>> Begin

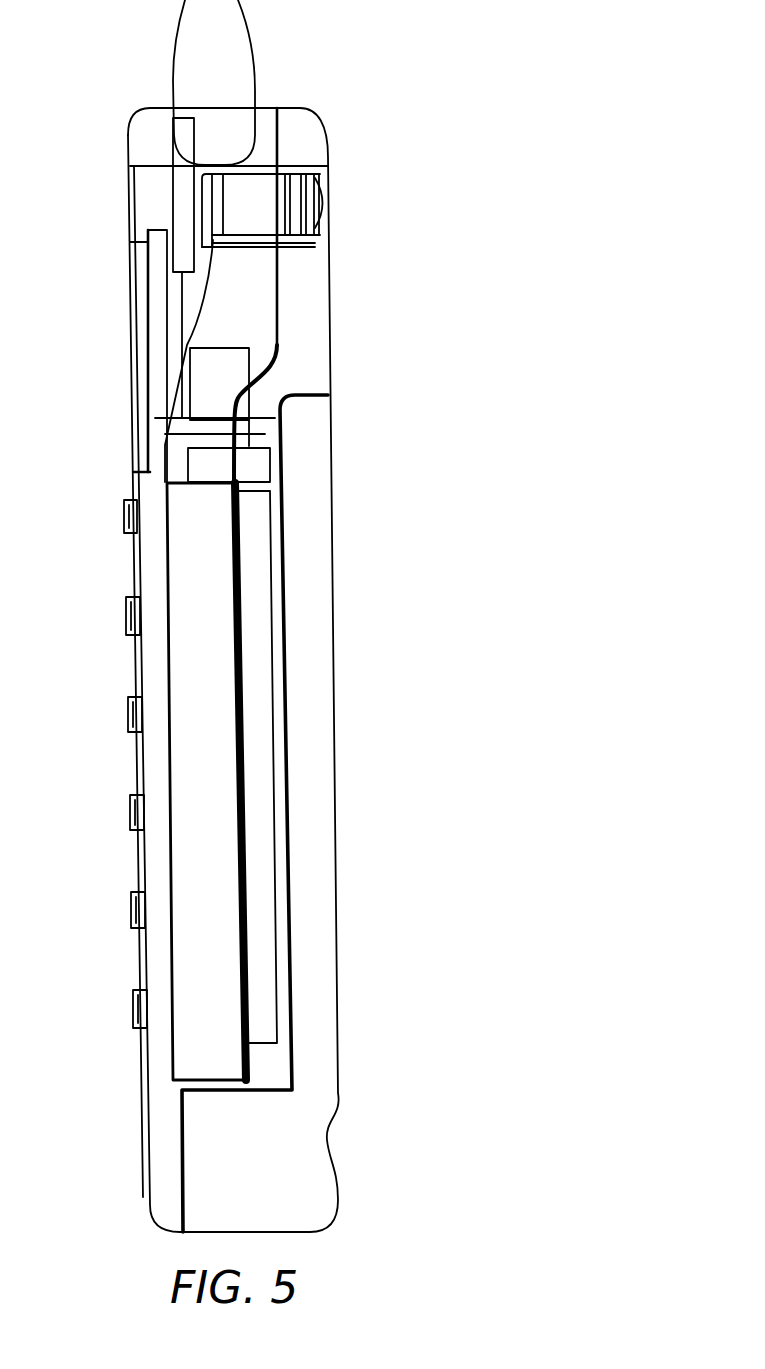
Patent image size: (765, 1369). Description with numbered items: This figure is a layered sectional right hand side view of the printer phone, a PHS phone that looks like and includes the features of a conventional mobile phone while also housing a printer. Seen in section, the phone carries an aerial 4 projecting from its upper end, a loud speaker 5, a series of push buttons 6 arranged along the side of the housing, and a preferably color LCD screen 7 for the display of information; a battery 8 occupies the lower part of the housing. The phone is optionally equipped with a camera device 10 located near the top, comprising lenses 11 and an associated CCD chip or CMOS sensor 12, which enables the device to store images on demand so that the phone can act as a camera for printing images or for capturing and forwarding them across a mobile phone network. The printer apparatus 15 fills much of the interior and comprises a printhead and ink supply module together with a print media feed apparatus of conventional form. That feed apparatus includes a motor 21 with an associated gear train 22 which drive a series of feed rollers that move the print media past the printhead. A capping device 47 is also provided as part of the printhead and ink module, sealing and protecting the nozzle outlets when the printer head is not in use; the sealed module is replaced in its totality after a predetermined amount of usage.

The aerial 4 is at (252, 40).
The loud speaker 5 is at (180, 190).
The push buttons 6 is at (127, 623).
The LCD screen 7 is at (150, 322).
The battery 8 is at (303, 1151).
The camera device 10 is at (339, 156).
The lenses 11 is at (305, 211).
The CCD chip or CMOS sensor 12 is at (227, 205).
The printer apparatus 15 is at (215, 977).
The motor 21 is at (223, 392).
The gear train 22 is at (257, 467).
The capping device 47 is at (262, 667).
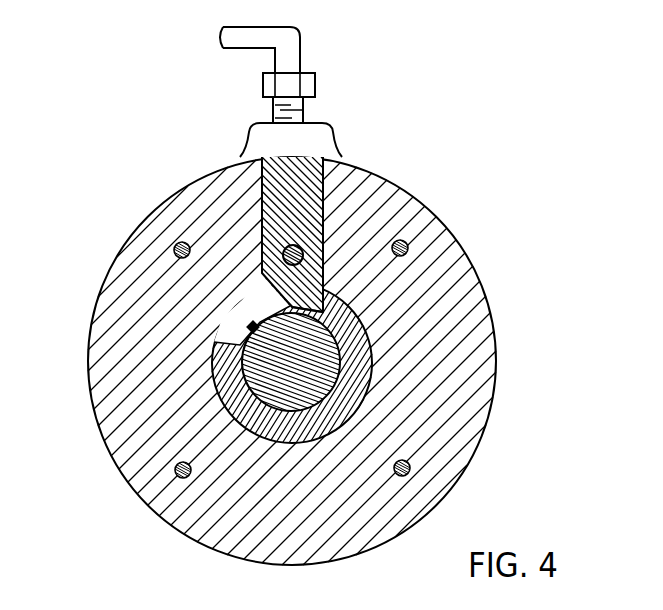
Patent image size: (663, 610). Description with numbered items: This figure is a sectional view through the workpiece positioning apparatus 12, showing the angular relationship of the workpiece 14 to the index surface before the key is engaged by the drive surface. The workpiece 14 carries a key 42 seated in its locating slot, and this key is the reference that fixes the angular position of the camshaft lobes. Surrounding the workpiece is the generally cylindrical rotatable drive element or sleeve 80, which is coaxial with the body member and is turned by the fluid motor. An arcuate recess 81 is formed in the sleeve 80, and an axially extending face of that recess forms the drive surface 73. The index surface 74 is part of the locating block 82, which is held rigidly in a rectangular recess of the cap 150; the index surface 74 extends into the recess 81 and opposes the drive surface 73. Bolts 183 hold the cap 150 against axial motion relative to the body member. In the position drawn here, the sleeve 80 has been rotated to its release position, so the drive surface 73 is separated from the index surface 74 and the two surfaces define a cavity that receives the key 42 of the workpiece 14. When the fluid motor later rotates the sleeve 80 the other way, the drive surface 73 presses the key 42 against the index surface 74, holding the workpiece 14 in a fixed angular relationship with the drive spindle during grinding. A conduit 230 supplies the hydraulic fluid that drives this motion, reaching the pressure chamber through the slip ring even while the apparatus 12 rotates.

The workpiece positioning apparatus 12 is at (147, 203).
The workpiece 14 is at (322, 368).
The key 42 is at (250, 326).
The drive surface 73 is at (240, 343).
The index surface 74 is at (305, 344).
The drive element or sleeve 80 is at (235, 398).
The arcuate recess 81 is at (258, 303).
The locating block 82 is at (323, 207).
The cap 150 is at (480, 410).
The bolts 183 is at (172, 254).
The conduit 230 is at (302, 34).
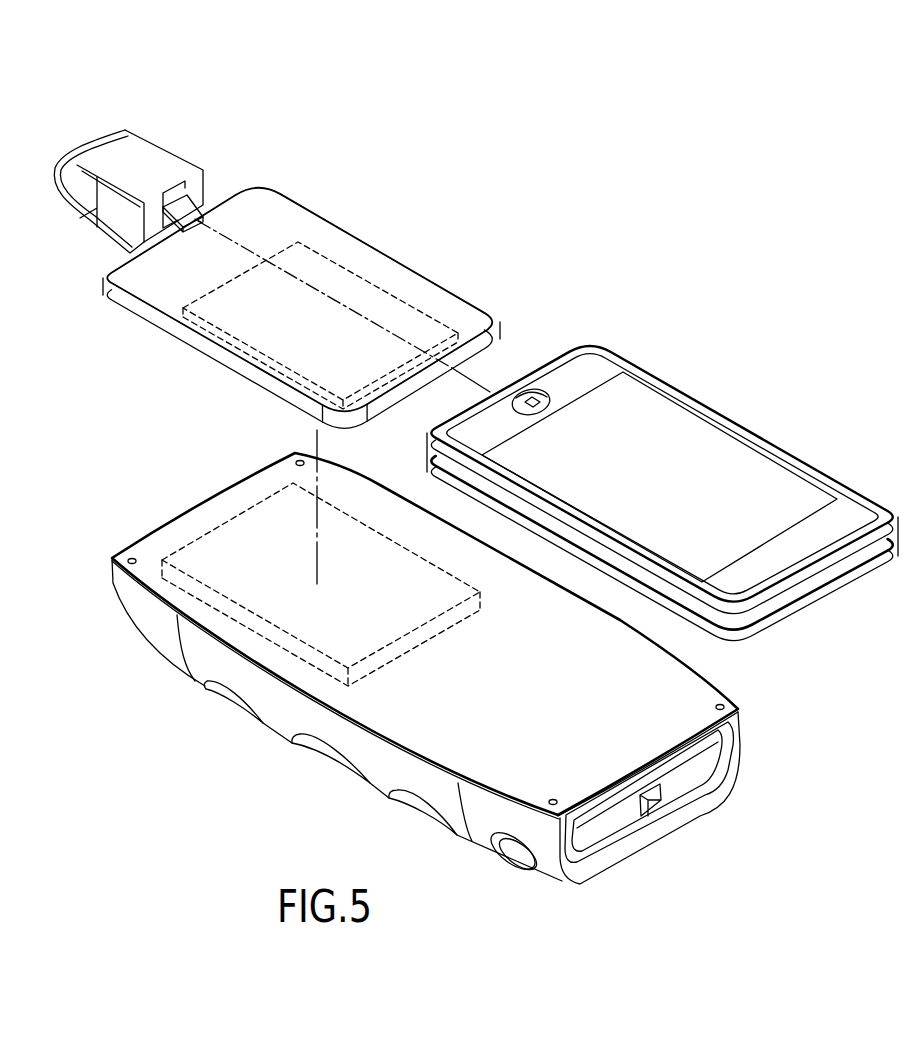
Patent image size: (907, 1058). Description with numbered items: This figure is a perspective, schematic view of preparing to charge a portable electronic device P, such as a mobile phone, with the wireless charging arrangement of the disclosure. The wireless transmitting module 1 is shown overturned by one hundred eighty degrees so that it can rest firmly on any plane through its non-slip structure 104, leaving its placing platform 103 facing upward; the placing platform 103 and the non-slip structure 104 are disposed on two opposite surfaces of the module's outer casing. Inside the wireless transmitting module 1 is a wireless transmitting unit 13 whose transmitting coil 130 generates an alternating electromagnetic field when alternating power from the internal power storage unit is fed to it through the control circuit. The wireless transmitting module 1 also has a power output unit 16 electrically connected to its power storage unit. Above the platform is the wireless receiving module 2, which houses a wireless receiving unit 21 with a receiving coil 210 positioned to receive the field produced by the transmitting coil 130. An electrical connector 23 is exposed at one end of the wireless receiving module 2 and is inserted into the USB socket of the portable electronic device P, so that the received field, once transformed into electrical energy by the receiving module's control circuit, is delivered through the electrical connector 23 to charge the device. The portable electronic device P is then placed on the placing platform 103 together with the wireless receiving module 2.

>> End

Required task
Turn the lines in all three rows above into one numbered list, skipping blank lines and leaving the pictures out.

Completed exercise
1. Patent image size: (765, 1369). Description with numbered items: This figure is a layered sectional right hand side view of the printer phone, a PHS phone that looks like and includes the features of a conventional mobile phone while also housing a printer. Seen in section, the phone carries an aerial 4 projecting from its upper end, a loud speaker 5, a series of push buttons 6 arranged along the side of the housing, and a preferably color LCD screen 7 for the display of information; a battery 8 occupies the lower part of the housing. The phone is optionally equipped with a camera device 10 located near the top, comprising lenses 11 and an associated CCD chip or CMOS sensor 12, which enables the device to store images on demand so that the phone can act as a camera for printing images or for capturing and forwarding them across a mobile phone network. The printer apparatus 15 fills much of the interior and comprises a printhead and ink supply module together with a print media feed apparatus of conventional form. That feed apparatus includes a motor 21 with an associated gear train 22 which drive a series of feed rollers that move the print media past the printhead. A capping device 47 is also provided as part of the printhead and ink module, sealing and protecting the nozzle outlets when the printer head is not in use; the sealed module is replaced in its totality after a predetermined amount of usage.
2. The aerial 4 is at (252, 40).
3. The loud speaker 5 is at (180, 190).
4. The push buttons 6 is at (127, 623).
5. The LCD screen 7 is at (150, 322).
6. The battery 8 is at (303, 1151).
7. The camera device 10 is at (339, 156).
8. The lenses 11 is at (305, 211).
9. The CCD chip or CMOS sensor 12 is at (227, 205).
10. The printer apparatus 15 is at (215, 977).
11. The motor 21 is at (223, 392).
12. The gear train 22 is at (257, 467).
13. The capping device 47 is at (262, 667).
14. Patent image size: (663, 610). Description with numbered items: This figure is a sectional view through the workpiece positioning apparatus 12, showing the angular relationship of the workpiece 14 to the index surface before the key is engaged by the drive surface. The workpiece 14 carries a key 42 seated in its locating slot, and this key is the reference that fixes the angular position of the camshaft lobes. Surrounding the workpiece is the generally cylindrical rotatable drive element or sleeve 80, which is coaxial with the body member and is turned by the fluid motor. An arcuate recess 81 is formed in the sleeve 80, and an axially extending face of that recess forms the drive surface 73. The index surface 74 is part of the locating block 82, which is held rigidly in a rectangular recess of the cap 150; the index surface 74 extends into the recess 81 and opposes the drive surface 73. Bolts 183 hold the cap 150 against axial motion relative to the body member. In the position drawn here, the sleeve 80 has been rotated to its release position, so the drive surface 73 is separated from the index surface 74 and the two surfaces define a cavity that receives the key 42 of the workpiece 14. When the fluid motor later rotates the sleeve 80 the other way, the drive surface 73 presses the key 42 against the index surface 74, holding the workpiece 14 in a fixed angular relationship with the drive spindle during grinding. A conduit 230 supplies the hydraulic fluid that drives this motion, reaching the pressure chamber through the slip ring even while the apparatus 12 rotates.
15. The workpiece positioning apparatus 12 is at (147, 203).
16. The workpiece 14 is at (322, 368).
17. The key 42 is at (250, 326).
18. The drive surface 73 is at (240, 343).
19. The index surface 74 is at (305, 344).
20. The drive element or sleeve 80 is at (235, 398).
21. The arcuate recess 81 is at (258, 303).
22. The locating block 82 is at (323, 207).
23. The cap 150 is at (480, 410).
24. The bolts 183 is at (172, 254).
25. The conduit 230 is at (302, 34).
26. Patent image size: (907, 1058). Description with numbered items: This figure is a perspective, schematic view of preparing to charge a portable electronic device P, such as a mobile phone, with the wireless charging arrangement of the disclosure. The wireless transmitting module 1 is shown overturned by one hundred eighty degrees so that it can rest firmly on any plane through its non-slip structure 104, leaving its placing platform 103 facing upward; the placing platform 103 and the non-slip structure 104 are disposed on two opposite surfaces of the module's outer casing. Inside the wireless transmitting module 1 is a wireless transmitting unit 13 whose transmitting coil 130 generates an alternating electromagnetic field when alternating power from the internal power storage unit is fed to it through the control circuit. The wireless transmitting module 1 also has a power output unit 16 electrically connected to its power storage unit. Above the platform is the wireless receiving module 2, which houses a wireless receiving unit 21 with a receiving coil 210 positioned to receive the field produced by the transmitting coil 130. An electrical connector 23 is exposed at one end of the wireless receiving module 2 and is inserted into the USB socket of the portable electronic device P, so that the received field, once transformed into electrical energy by the receiving module's control circuit, is delivered through the electrical connector 23 to charge the device. The portable electronic device P is then placed on the placing platform 103 together with the wireless receiving module 2.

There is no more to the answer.